Below are the records. List every line holding the word "this".
----------
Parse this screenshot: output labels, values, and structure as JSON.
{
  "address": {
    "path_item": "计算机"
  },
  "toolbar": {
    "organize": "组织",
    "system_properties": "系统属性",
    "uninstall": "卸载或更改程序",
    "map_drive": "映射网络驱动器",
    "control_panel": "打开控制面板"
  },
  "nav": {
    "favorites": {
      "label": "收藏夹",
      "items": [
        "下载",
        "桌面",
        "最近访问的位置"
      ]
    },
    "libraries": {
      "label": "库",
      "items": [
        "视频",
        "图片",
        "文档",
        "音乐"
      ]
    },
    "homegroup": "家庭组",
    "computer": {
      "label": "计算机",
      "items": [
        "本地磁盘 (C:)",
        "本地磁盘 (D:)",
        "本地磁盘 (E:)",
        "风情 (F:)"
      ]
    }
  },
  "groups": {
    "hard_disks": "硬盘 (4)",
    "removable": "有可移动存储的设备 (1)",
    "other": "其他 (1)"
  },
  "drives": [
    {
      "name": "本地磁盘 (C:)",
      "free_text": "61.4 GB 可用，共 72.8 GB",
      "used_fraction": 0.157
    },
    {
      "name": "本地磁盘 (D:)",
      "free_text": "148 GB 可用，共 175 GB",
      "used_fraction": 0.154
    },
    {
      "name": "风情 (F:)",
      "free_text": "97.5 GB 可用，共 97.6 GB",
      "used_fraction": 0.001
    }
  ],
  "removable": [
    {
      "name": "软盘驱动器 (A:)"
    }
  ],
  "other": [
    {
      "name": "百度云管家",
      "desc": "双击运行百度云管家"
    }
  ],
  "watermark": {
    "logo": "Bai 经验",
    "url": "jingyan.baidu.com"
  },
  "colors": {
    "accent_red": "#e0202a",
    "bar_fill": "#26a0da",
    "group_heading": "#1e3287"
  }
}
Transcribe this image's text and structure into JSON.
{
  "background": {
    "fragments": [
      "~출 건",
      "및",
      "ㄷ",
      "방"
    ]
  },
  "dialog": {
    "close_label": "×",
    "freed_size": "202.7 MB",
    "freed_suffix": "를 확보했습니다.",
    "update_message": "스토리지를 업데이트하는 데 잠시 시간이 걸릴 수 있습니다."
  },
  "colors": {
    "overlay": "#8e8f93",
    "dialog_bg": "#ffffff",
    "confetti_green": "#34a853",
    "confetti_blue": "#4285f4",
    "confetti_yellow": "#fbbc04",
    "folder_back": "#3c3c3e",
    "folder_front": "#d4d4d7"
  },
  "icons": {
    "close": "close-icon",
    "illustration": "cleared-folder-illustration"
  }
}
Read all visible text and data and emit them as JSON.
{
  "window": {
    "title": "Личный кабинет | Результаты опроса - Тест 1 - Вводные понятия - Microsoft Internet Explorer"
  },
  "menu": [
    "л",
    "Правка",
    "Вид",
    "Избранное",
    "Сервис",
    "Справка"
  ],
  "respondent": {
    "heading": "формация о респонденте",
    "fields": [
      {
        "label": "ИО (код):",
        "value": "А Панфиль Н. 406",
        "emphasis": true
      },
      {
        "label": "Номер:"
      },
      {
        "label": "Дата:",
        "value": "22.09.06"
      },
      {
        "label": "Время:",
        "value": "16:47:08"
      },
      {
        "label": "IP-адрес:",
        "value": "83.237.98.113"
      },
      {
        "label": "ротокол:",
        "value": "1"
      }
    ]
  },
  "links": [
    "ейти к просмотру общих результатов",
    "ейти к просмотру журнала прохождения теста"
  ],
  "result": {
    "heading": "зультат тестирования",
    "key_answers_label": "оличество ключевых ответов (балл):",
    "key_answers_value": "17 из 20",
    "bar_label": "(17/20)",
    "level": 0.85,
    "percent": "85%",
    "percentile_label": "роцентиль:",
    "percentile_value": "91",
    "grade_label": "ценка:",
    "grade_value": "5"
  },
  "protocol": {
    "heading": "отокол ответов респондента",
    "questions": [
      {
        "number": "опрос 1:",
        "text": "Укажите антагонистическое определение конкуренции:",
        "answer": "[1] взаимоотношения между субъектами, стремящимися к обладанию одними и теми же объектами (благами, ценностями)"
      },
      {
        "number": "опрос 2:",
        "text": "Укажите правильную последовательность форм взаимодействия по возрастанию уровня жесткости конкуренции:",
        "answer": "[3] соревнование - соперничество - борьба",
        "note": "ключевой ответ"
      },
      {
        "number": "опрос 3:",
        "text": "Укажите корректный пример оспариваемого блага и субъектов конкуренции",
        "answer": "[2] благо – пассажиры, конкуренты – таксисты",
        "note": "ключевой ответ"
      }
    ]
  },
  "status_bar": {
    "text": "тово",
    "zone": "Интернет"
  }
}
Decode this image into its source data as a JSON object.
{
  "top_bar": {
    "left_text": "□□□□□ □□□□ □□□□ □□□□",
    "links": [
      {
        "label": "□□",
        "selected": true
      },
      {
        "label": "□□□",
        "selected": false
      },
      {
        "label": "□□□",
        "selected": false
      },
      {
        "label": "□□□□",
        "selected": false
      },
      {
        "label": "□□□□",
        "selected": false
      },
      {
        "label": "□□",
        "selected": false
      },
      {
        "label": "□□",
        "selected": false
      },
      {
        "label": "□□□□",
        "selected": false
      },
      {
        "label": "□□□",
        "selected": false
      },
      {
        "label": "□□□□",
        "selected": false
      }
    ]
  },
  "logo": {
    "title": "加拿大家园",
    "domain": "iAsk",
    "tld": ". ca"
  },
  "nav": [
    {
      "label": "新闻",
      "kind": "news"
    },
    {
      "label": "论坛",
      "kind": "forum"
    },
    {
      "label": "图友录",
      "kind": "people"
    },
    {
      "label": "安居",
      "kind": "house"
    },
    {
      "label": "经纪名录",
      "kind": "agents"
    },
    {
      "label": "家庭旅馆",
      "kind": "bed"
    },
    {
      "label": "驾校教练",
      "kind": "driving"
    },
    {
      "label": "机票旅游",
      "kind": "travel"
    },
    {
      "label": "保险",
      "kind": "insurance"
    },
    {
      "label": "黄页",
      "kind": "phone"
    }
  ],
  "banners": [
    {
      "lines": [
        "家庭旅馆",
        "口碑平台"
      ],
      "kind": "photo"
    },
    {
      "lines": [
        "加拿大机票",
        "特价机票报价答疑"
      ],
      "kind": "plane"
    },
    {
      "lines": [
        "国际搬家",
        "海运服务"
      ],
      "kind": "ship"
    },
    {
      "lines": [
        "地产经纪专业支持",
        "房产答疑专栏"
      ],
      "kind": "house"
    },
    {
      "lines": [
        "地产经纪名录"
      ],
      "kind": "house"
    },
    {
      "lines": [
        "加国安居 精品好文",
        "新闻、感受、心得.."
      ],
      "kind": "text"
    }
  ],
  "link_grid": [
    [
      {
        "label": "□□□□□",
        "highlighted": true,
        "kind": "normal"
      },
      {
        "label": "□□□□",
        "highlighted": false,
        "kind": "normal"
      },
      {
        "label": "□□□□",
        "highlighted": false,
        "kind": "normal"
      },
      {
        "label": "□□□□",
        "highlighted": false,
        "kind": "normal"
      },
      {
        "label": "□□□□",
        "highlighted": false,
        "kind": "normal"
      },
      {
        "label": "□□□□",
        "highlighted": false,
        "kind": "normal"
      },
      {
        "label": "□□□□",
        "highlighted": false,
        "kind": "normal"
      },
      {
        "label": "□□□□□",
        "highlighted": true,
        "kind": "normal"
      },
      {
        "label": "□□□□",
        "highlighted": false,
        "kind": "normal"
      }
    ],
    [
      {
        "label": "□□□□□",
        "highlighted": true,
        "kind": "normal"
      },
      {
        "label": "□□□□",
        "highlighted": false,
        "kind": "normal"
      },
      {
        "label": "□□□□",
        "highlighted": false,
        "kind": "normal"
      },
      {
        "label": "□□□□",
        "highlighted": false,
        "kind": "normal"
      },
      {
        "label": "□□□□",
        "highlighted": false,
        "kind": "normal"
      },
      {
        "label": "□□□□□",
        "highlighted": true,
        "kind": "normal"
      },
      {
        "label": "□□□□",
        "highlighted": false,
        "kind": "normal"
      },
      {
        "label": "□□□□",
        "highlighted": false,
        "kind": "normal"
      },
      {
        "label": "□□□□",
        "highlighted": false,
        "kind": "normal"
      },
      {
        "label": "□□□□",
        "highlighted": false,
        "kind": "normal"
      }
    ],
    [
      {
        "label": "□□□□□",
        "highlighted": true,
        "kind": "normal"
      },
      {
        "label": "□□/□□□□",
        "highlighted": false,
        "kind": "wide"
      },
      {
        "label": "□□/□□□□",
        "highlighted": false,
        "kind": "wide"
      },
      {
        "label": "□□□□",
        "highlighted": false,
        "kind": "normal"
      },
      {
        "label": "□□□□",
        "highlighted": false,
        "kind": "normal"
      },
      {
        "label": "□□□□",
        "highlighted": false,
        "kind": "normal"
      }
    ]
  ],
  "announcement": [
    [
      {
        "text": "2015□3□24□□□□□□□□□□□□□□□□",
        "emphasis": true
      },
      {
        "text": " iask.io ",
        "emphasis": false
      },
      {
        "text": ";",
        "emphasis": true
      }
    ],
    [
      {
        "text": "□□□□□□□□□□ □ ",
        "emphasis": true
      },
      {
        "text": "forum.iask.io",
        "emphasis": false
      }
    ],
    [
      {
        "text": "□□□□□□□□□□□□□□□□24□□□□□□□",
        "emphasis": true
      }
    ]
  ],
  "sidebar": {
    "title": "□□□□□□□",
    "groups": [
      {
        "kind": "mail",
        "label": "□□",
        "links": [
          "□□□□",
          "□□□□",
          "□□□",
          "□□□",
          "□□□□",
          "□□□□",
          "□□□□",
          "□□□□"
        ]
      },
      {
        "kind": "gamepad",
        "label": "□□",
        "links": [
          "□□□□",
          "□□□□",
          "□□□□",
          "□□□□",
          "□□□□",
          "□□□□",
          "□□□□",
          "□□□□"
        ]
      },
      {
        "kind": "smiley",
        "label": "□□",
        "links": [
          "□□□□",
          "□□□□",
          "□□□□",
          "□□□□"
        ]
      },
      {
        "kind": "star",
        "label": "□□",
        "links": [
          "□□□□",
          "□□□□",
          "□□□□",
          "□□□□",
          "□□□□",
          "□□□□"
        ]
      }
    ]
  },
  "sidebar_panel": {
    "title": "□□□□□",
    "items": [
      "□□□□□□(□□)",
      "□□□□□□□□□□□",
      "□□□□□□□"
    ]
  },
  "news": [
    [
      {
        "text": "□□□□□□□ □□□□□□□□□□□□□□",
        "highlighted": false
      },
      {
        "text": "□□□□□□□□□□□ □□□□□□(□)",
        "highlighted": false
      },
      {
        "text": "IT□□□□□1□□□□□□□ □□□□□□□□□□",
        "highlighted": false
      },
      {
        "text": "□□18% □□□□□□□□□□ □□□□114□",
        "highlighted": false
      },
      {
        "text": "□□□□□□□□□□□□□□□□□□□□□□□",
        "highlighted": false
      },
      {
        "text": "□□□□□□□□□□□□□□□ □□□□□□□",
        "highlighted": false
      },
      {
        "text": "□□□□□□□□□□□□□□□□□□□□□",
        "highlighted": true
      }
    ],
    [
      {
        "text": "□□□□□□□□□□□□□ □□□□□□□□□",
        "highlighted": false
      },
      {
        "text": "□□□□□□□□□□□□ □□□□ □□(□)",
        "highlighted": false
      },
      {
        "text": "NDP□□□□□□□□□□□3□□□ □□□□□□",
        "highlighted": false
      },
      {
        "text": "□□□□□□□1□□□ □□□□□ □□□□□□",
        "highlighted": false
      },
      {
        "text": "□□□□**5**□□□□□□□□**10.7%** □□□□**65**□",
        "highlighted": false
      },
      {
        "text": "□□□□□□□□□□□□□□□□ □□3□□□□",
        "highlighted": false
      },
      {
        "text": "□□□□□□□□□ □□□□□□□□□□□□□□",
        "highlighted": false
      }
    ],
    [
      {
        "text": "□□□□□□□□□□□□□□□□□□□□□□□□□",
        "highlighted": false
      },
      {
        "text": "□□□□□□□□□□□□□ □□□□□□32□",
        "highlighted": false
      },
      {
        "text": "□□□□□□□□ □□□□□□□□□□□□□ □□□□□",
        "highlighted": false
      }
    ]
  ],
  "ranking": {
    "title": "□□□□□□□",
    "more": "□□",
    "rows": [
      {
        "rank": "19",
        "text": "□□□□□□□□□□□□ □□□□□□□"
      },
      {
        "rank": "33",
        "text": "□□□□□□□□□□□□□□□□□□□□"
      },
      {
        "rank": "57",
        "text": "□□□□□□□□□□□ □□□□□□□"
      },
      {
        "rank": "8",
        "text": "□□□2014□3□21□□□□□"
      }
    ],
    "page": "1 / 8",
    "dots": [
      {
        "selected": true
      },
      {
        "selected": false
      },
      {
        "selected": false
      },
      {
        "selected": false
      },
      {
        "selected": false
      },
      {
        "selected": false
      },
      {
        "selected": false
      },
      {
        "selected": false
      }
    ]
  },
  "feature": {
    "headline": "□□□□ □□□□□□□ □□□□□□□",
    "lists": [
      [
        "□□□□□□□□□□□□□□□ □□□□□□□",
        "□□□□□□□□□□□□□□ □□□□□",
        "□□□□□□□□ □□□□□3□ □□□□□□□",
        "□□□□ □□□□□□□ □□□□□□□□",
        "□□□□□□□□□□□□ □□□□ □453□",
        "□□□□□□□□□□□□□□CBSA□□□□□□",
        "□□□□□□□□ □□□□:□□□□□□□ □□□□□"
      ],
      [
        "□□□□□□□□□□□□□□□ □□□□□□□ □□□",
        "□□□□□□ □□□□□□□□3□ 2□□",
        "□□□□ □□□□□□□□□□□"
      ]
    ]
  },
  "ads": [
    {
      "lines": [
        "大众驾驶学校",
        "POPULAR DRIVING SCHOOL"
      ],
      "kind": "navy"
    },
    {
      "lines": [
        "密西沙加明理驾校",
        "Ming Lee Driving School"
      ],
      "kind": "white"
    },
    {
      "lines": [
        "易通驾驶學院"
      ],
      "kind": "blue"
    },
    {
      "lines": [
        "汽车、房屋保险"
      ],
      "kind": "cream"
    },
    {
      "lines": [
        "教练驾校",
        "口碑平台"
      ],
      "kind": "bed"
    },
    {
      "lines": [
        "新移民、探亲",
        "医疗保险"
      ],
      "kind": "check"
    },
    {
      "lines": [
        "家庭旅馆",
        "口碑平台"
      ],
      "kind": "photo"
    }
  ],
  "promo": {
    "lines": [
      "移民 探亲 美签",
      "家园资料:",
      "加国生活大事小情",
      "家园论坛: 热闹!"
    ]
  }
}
----------
• [Written solution]
Parse this screenshot: output labels, values, and structure as JSON.
Transcribe this image's text and structure into JSON.
Decode this image into its source data as a JSON object.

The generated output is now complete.